#### ЧТО СДЕЛАТЬ
1. Проверь по отрывку о последнем дне в лагере Шмидта, верны ли утверждения (a), (b) и (c): (a) к вечеру 12 апреля в лагере оставалось пять человек; (b) Воронин твердо пообещал хорошую погоду на следующий день; (c) пурга началась через три часа после того, как людей доставили на материк. На каждое ответь «да» или «нет» и приведи решающие слова из отрывка дословно.
2. Продолжи отрывок о последнем дне в лагере Шмидта, начав сразу после его последней фразы.
::: ОТРЫВОК ТЕКСТА
Наиболее интересное описание последнего дня в лагере Шмидта принадлежит Боброву: «Вечером (12 апреля. — В. К.)оставшиеся в лагере поужинали, составили план действий на следующий день и отобрали имущество, которое считали необходимым взять с собой. С Погосовым я договорился, что даст к четырем часам утра условный сигнал о состоянии аэродрома и возможности приема самолета, и он отправился к себе на аэродром. В лагере нас осталось пятеро. Загорский погрузил нарты, приготовил их к отправке утром и улегся спать во «дворце матросов». Я и Владимир Иванович поднялись на вышку. Долго, задрав голову, мы наблюдали за облаками и силились определить, какая будет завтра погода…
… Я обратился к Воронину с вопросом:
— Как, Владимир Иванович, какую погоду можно ожидать назавтра?
И получил исчерпывающий ответ:
— А вот завтра увидим.
Из этого ответа и хмурого вида капитана я сделал вывод, что хорошего ожидать не приходится…
Когда пришли в лагерь, какая-то необъяснимая радость и веселье напали на нас, и мы в пустом лагере пустились в пляс. Картина, очевидно, со стороны была жуткая; два уже не совсем молодых человека (в общей сложности нам около сотни лет) пустились откалывать «трепака», потом обнялись и расцеловались. И только тут я увидал удивленную физиономию Кренкеля, который оказался свидетелем этой непонятной для него сцены. Я убедил Кренкеля, что мы нормальны и просто дали отдушину нашим чувствам. Тут же Владимир Иванович взял с меня слово не разглашать эту неожиданную и непонятную сцену… Когда все улеглись спать, мне вздумалось пройтись. Мрачную картину представлял наш лагерь. Он замер. Нет света ни в одной из палаток. Не дымятся камельки. Двери большинства палаток открыты. Над всем царит тишина… С нетерпением мы ждали условленного часа и вылета Водопьянова… Прошли установленные 45–50 минут, а его нет… На пути к нам между Ванкаремом и лагерем образовалась масса разводий и майн, которые сбили Водопьянова с пути. Он принял испарения за наш дымовой сигнал, отклонился в сторону, поискал нас, не нашел и решил вернуться. Мы очень обрадовались, когда узнали, что он очень благополучно сел. Товарищ Петров, председатель чрезвычайной «тройки», сообщил о подготовке вылета к нам целой эскадрильи из трех самолетов. Как выяснилось потом, эта тройка была снабжена остатками бензина, и если бы они и на этот раз не нашли нас, то летные операции пришлось бы отложить на очень долгое время… К счастью нашему, на этот раз в точно установленное время появился сначала Водопьянов, а затем Молоков с Каманиным… Убедившись, что все самолеты сели благополучно, мы, как было условлено с Ванкаремом, сообщили им об этом. Затем я послал телеграмму правительству о том, что мы последние покидаем лагерь…
Мне пришлось сделать много концов от лагеря к аэродрому, но я никогда с таким чувством не покидал нашей «шмидтовки». Непонятное чувство охватило меня тогда: с одной стороны, было чувство гордости и радости, что техника и большевистское упорство победили и мы спасены; с другой стороны, как-то жалко было бросать приютившую нас льдину. Из памяти выпали все те беспокойства и неприятности, которые она причиняла нам своими разводьями и торошением. Как-то выпало из памяти и основное — гибель «Челюскина». Со смутным чувством я покидал лагерь. Очевидно, аналогичные чувства испытывали и мои спутники, потому что, не сговариваясь, мы чуть ли не каждые пять минут под тем или иным предлогом останавливались и невольно оборачивались назад — в сторону лагеря… Когда мы прилетели на берег, нас встретили все бывшие в Ванкареме. Объятия, поцелуи… В Ванкареме от Петрова и Бабушкина я узнал, что они пережили тревожную ночь с 12 на 13 апреля, так как барометр быстро падал и предвещал изменение погоды. И действительно, через три часа после того, как нас доставили на материк, поднялась пурга, и она продолжалась несколько дней» (1934, т. 2, с. 386–394).
::::::
::: ИСХОДНЫЕ ДАННЫЕ
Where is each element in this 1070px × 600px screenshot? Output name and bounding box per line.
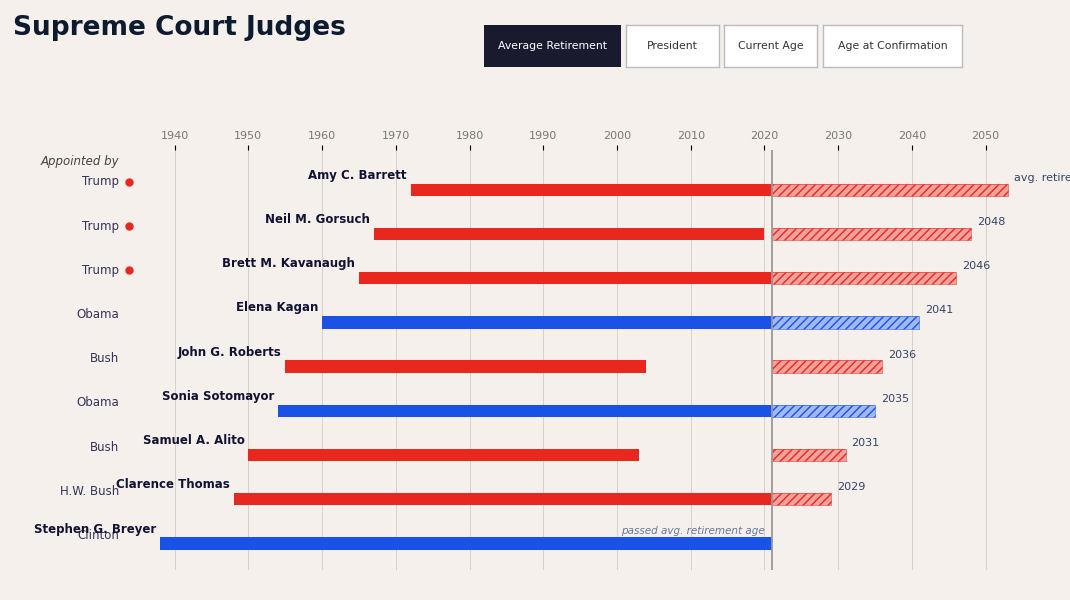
::::::
#### ГОТОВЫЕ ОТВЕТЫ
1.
(a) Да: «В лагере нас осталось пятеро.»
(b) Нет: «— А вот завтра увидим.»
(c) Да: «через три часа после того, как нас доставили на материк, поднялась пурга»

2.
Челюскинский эксперимент, несмотря на потерю судна и последующие затраты на проведение спасательной воздушной операции, несомненно, сыграл самую важную роль в последующем развитии Северного морского пути.
Во-первых, впервые реальный риск в условиях Арктики (подтвержденный десятками примеров гибели судов и экспедиций) дал такой конкретный и успешный опыт, оправдавшийся в ближайшие годы.
Во-вторых, он привел к разработке специальной судостроительной программы для условий Арктики. Она включала постройку серии специальных мощных ледоколов типа «Ермак» или «Красин», а также ледокольных грузовых судов типа «Дежнев».
Bo-третьих, стала очевидной необходимость создать специальную ледокольную службу на наиболее сложных участках трассы. Не случайно с лета 1934 года ледокол «Красин» уже обеспечивал ледовые операции на восточном участке трассы, тогда как «Ермак» работал на западе. Позднее, с увеличением перевозок на транспортных судах, понадобился целый ледокольный флот, который частично удалось построить к началу Второй мировой войны.
В-четвертых, обострилась проблема научного обеспечения арктического мореплавания. Требовалась научная информация с полярных станций и судов ледового патруля, а также внедрение в практику мореплавания регулярного ледового и погодного прогноза. Соответственно, количество полярных станций по трассе Северного морского пути за время с 1932 по 1935 год возросло с 16 до 38. Это само по себе уже показательно для развития полярной науки.
В-пятых, выяснилась необходимость специальной полярной авиации для работ в условиях Арктики в любое время года с баз, находящихся непосредственно в условиях высоких широт. Это привело к созданию в системе ГУ СМП специального подразделения — Управления полярной авиации.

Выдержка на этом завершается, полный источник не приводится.